[Records]
-- start --

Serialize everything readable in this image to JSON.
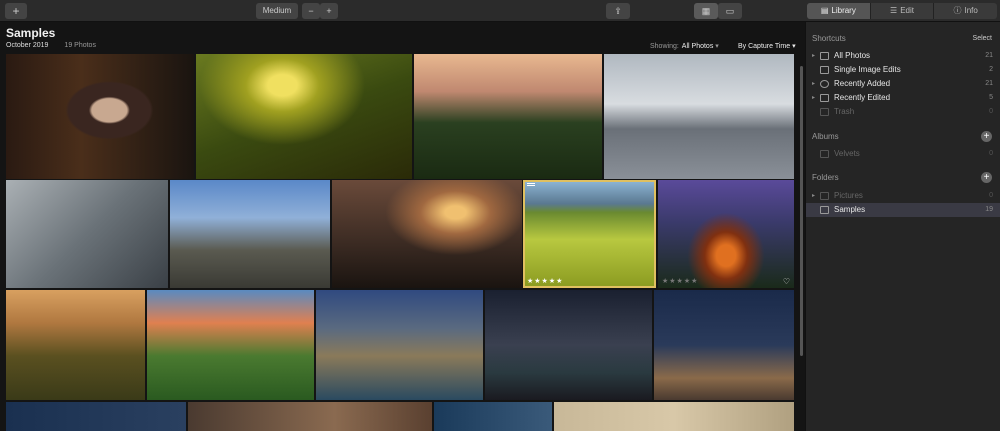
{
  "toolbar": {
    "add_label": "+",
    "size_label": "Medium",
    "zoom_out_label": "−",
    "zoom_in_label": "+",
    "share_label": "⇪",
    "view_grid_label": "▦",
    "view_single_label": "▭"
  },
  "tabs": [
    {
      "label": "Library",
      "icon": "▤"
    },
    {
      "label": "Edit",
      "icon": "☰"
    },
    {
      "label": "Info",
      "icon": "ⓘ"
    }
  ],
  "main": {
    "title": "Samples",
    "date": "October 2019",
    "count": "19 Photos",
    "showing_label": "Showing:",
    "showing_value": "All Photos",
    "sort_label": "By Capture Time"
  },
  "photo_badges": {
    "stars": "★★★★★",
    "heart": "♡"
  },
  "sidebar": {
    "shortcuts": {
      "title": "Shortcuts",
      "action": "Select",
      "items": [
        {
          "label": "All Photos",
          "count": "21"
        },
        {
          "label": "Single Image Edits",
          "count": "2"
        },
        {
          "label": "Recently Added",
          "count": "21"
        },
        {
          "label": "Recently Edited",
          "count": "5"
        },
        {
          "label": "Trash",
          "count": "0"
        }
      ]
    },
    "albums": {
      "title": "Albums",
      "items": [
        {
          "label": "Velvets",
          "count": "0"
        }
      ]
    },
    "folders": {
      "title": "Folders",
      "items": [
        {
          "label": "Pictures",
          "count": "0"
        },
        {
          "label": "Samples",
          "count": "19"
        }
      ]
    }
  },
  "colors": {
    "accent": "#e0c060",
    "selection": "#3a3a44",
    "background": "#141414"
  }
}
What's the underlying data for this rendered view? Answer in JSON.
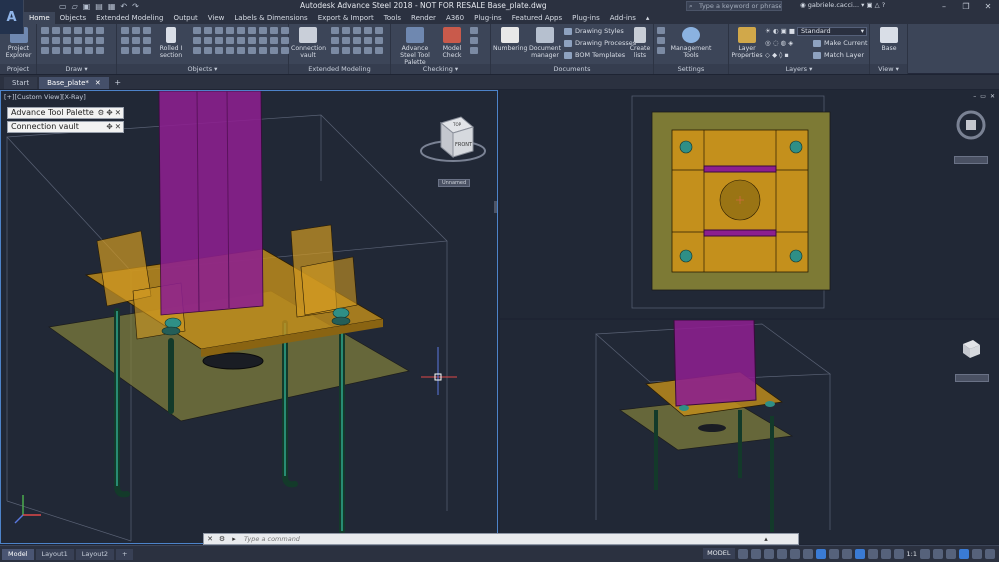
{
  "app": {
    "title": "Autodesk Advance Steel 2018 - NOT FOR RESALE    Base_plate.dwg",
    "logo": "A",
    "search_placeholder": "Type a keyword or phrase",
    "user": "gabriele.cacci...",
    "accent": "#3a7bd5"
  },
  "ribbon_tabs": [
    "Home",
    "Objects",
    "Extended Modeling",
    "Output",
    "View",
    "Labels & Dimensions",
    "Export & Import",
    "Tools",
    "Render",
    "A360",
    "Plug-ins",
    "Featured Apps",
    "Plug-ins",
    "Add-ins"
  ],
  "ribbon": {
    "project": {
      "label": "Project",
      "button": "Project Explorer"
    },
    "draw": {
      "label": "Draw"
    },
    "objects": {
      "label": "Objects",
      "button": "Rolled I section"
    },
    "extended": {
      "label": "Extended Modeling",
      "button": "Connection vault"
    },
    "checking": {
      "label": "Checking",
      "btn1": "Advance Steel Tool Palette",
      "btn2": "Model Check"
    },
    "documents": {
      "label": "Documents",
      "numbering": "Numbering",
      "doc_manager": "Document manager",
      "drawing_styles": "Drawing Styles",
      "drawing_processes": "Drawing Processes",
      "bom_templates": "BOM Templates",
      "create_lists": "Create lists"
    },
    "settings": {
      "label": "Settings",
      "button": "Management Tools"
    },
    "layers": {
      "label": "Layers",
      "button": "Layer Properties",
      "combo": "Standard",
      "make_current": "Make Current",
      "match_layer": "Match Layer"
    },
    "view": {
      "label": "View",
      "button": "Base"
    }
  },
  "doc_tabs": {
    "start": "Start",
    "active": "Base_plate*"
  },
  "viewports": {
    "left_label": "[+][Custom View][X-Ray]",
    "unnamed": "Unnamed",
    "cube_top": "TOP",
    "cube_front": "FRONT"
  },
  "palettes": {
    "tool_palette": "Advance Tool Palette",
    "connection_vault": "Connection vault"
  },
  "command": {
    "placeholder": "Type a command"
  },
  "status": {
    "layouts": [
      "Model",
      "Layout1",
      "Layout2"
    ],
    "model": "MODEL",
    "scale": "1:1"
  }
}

-- end --

◆ **AIM**: What is the number of lines in the records that contain the string "Recently"? Give only that number.

◆ **RESPONSE TO THE EXERCISE**: 2